Records from a data collection
________________
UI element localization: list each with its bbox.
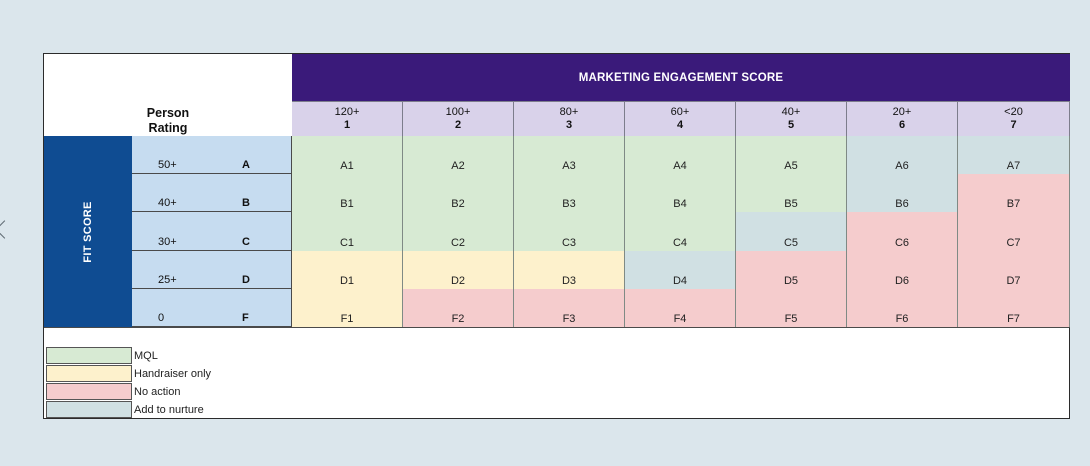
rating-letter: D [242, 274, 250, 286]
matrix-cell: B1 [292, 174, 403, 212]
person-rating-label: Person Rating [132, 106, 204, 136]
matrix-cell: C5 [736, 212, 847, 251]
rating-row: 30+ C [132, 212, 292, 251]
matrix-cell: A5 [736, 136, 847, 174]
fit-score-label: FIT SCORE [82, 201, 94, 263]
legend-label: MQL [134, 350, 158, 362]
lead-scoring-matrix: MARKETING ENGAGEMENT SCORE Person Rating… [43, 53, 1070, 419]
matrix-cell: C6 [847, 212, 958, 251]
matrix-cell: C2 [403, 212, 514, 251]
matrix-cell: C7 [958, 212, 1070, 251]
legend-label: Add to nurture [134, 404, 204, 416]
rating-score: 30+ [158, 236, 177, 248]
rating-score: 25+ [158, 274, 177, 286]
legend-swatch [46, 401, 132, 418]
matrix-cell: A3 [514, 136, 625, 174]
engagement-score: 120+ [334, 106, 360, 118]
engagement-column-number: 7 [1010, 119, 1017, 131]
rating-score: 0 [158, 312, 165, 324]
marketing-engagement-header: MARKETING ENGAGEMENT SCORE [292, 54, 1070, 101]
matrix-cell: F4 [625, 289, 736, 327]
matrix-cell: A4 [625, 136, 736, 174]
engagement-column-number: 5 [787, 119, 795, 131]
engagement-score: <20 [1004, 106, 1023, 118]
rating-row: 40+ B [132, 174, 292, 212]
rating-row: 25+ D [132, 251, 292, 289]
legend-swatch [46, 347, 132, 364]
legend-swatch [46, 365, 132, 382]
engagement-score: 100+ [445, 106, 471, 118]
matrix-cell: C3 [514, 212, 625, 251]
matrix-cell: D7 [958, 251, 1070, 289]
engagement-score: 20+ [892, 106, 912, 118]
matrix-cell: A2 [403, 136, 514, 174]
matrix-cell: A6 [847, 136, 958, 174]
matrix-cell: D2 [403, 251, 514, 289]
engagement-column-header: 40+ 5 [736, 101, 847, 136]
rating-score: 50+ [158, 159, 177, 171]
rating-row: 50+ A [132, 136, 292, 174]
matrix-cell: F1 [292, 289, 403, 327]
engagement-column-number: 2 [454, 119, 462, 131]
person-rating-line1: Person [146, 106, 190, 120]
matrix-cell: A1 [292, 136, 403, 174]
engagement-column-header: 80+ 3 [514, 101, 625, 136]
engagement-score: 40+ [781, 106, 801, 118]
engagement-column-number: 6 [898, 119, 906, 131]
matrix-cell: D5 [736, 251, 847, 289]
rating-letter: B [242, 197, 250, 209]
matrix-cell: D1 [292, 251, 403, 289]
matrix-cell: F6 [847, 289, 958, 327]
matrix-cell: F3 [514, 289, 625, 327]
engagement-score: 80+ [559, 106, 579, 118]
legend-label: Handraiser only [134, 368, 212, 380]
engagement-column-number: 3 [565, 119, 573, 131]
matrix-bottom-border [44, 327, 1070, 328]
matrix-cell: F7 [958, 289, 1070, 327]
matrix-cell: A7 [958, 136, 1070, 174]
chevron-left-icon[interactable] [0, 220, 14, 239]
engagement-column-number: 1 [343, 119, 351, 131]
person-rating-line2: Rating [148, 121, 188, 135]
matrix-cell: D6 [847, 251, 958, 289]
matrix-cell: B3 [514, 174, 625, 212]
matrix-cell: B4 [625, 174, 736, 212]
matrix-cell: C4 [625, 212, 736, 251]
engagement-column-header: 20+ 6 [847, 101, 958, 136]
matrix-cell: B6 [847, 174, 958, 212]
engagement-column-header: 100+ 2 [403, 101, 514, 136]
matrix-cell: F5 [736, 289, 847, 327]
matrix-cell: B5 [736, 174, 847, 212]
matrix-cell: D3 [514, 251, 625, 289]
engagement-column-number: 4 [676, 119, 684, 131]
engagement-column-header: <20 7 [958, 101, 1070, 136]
________________
* What you are asked to do
Copy the records above line for line, starting at the line that contains "rating-letter: D [242, 274, 250, 286]" and stopping after the line that contains "matrix-cell: C7 [958, 212, 1070, 251]".

* Complete answer
rating-letter: D [242, 274, 250, 286]
matrix-cell: B1 [292, 174, 403, 212]
person-rating-label: Person Rating [132, 106, 204, 136]
matrix-cell: C5 [736, 212, 847, 251]
rating-row: 30+ C [132, 212, 292, 251]
matrix-cell: A5 [736, 136, 847, 174]
fit-score-label: FIT SCORE [82, 201, 94, 263]
legend-label: MQL [134, 350, 158, 362]
lead-scoring-matrix: MARKETING ENGAGEMENT SCORE Person Rating… [43, 53, 1070, 419]
matrix-cell: C6 [847, 212, 958, 251]
matrix-cell: C2 [403, 212, 514, 251]
matrix-cell: C7 [958, 212, 1070, 251]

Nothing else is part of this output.